- Required task:
Every line of the material below must be repeated exactly.

— Begin Data rows —

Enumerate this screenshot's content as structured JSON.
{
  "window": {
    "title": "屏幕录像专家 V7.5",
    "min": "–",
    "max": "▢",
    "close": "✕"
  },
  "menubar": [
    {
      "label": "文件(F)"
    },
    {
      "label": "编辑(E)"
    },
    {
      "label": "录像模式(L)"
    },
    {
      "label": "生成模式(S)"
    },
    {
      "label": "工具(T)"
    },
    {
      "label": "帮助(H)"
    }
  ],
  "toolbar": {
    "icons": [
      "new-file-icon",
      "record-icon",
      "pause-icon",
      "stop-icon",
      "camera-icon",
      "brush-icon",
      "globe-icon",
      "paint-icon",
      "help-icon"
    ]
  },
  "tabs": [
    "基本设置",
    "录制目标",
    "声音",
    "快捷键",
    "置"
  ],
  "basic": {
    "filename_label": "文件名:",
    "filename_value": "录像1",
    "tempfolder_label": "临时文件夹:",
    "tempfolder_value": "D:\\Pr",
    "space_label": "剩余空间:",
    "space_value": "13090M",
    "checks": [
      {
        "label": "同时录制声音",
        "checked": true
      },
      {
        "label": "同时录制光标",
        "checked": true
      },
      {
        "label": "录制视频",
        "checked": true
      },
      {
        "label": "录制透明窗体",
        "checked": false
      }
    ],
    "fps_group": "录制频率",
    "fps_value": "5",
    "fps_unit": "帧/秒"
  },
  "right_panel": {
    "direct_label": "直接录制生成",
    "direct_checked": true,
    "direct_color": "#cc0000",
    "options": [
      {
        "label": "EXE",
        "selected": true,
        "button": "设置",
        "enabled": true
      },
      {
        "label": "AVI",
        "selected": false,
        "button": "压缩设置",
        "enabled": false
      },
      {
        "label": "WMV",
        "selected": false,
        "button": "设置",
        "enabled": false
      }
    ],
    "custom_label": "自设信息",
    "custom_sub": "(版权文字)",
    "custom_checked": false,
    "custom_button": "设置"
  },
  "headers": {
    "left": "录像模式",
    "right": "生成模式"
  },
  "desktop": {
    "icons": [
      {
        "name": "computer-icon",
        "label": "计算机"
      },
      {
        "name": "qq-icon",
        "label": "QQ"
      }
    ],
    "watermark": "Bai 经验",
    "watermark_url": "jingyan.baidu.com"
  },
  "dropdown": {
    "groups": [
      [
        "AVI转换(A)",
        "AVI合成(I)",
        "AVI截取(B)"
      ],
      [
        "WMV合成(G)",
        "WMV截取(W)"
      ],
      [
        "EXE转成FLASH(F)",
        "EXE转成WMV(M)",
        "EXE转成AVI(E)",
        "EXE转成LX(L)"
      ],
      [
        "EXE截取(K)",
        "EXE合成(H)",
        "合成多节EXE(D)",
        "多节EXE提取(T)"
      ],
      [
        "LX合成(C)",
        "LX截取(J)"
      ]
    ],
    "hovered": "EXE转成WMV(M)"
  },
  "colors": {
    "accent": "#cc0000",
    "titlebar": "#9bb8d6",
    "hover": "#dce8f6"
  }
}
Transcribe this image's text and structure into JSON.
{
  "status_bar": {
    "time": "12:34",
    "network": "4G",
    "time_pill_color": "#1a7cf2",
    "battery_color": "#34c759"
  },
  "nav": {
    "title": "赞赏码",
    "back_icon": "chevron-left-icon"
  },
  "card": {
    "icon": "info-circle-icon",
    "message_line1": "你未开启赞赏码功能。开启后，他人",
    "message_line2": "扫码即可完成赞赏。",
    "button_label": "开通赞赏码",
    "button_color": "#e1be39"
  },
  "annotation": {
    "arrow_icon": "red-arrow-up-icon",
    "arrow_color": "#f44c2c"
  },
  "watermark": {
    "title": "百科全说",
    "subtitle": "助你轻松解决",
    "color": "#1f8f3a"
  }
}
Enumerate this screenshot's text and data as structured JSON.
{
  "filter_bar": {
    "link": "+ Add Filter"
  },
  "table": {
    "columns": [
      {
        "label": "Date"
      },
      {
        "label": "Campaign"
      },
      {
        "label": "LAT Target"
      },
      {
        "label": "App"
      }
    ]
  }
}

— End Data rows —

- Result:
Enumerate this screenshot's content as structured JSON.
{
  "window": {
    "title": "屏幕录像专家 V7.5",
    "min": "–",
    "max": "▢",
    "close": "✕"
  },
  "menubar": [
    {
      "label": "文件(F)"
    },
    {
      "label": "编辑(E)"
    },
    {
      "label": "录像模式(L)"
    },
    {
      "label": "生成模式(S)"
    },
    {
      "label": "工具(T)"
    },
    {
      "label": "帮助(H)"
    }
  ],
  "toolbar": {
    "icons": [
      "new-file-icon",
      "record-icon",
      "pause-icon",
      "stop-icon",
      "camera-icon",
      "brush-icon",
      "globe-icon",
      "paint-icon",
      "help-icon"
    ]
  },
  "tabs": [
    "基本设置",
    "录制目标",
    "声音",
    "快捷键",
    "置"
  ],
  "basic": {
    "filename_label": "文件名:",
    "filename_value": "录像1",
    "tempfolder_label": "临时文件夹:",
    "tempfolder_value": "D:\\Pr",
    "space_label": "剩余空间:",
    "space_value": "13090M",
    "checks": [
      {
        "label": "同时录制声音",
        "checked": true
      },
      {
        "label": "同时录制光标",
        "checked": true
      },
      {
        "label": "录制视频",
        "checked": true
      },
      {
        "label": "录制透明窗体",
        "checked": false
      }
    ],
    "fps_group": "录制频率",
    "fps_value": "5",
    "fps_unit": "帧/秒"
  },
  "right_panel": {
    "direct_label": "直接录制生成",
    "direct_checked": true,
    "direct_color": "#cc0000",
    "options": [
      {
        "label": "EXE",
        "selected": true,
        "button": "设置",
        "enabled": true
      },
      {
        "label": "AVI",
        "selected": false,
        "button": "压缩设置",
        "enabled": false
      },
      {
        "label": "WMV",
        "selected": false,
        "button": "设置",
        "enabled": false
      }
    ],
    "custom_label": "自设信息",
    "custom_sub": "(版权文字)",
    "custom_checked": false,
    "custom_button": "设置"
  },
  "headers": {
    "left": "录像模式",
    "right": "生成模式"
  },
  "desktop": {
    "icons": [
      {
        "name": "computer-icon",
        "label": "计算机"
      },
      {
        "name": "qq-icon",
        "label": "QQ"
      }
    ],
    "watermark": "Bai 经验",
    "watermark_url": "jingyan.baidu.com"
  },
  "dropdown": {
    "groups": [
      [
        "AVI转换(A)",
        "AVI合成(I)",
        "AVI截取(B)"
      ],
      [
        "WMV合成(G)",
        "WMV截取(W)"
      ],
      [
        "EXE转成FLASH(F)",
        "EXE转成WMV(M)",
        "EXE转成AVI(E)",
        "EXE转成LX(L)"
      ],
      [
        "EXE截取(K)",
        "EXE合成(H)",
        "合成多节EXE(D)",
        "多节EXE提取(T)"
      ],
      [
        "LX合成(C)",
        "LX截取(J)"
      ]
    ],
    "hovered": "EXE转成WMV(M)"
  },
  "colors": {
    "accent": "#cc0000",
    "titlebar": "#9bb8d6",
    "hover": "#dce8f6"
  }
}
Transcribe this image's text and structure into JSON.
{
  "status_bar": {
    "time": "12:34",
    "network": "4G",
    "time_pill_color": "#1a7cf2",
    "battery_color": "#34c759"
  },
  "nav": {
    "title": "赞赏码",
    "back_icon": "chevron-left-icon"
  },
  "card": {
    "icon": "info-circle-icon",
    "message_line1": "你未开启赞赏码功能。开启后，他人",
    "message_line2": "扫码即可完成赞赏。",
    "button_label": "开通赞赏码",
    "button_color": "#e1be39"
  },
  "annotation": {
    "arrow_icon": "red-arrow-up-icon",
    "arrow_color": "#f44c2c"
  },
  "watermark": {
    "title": "百科全说",
    "subtitle": "助你轻松解决",
    "color": "#1f8f3a"
  }
}
Enumerate this screenshot's text and data as structured JSON.
{
  "filter_bar": {
    "link": "+ Add Filter"
  },
  "table": {
    "columns": [
      {
        "label": "Date"
      },
      {
        "label": "Campaign"
      },
      {
        "label": "LAT Target"
      },
      {
        "label": "App"
      }
    ]
  }
}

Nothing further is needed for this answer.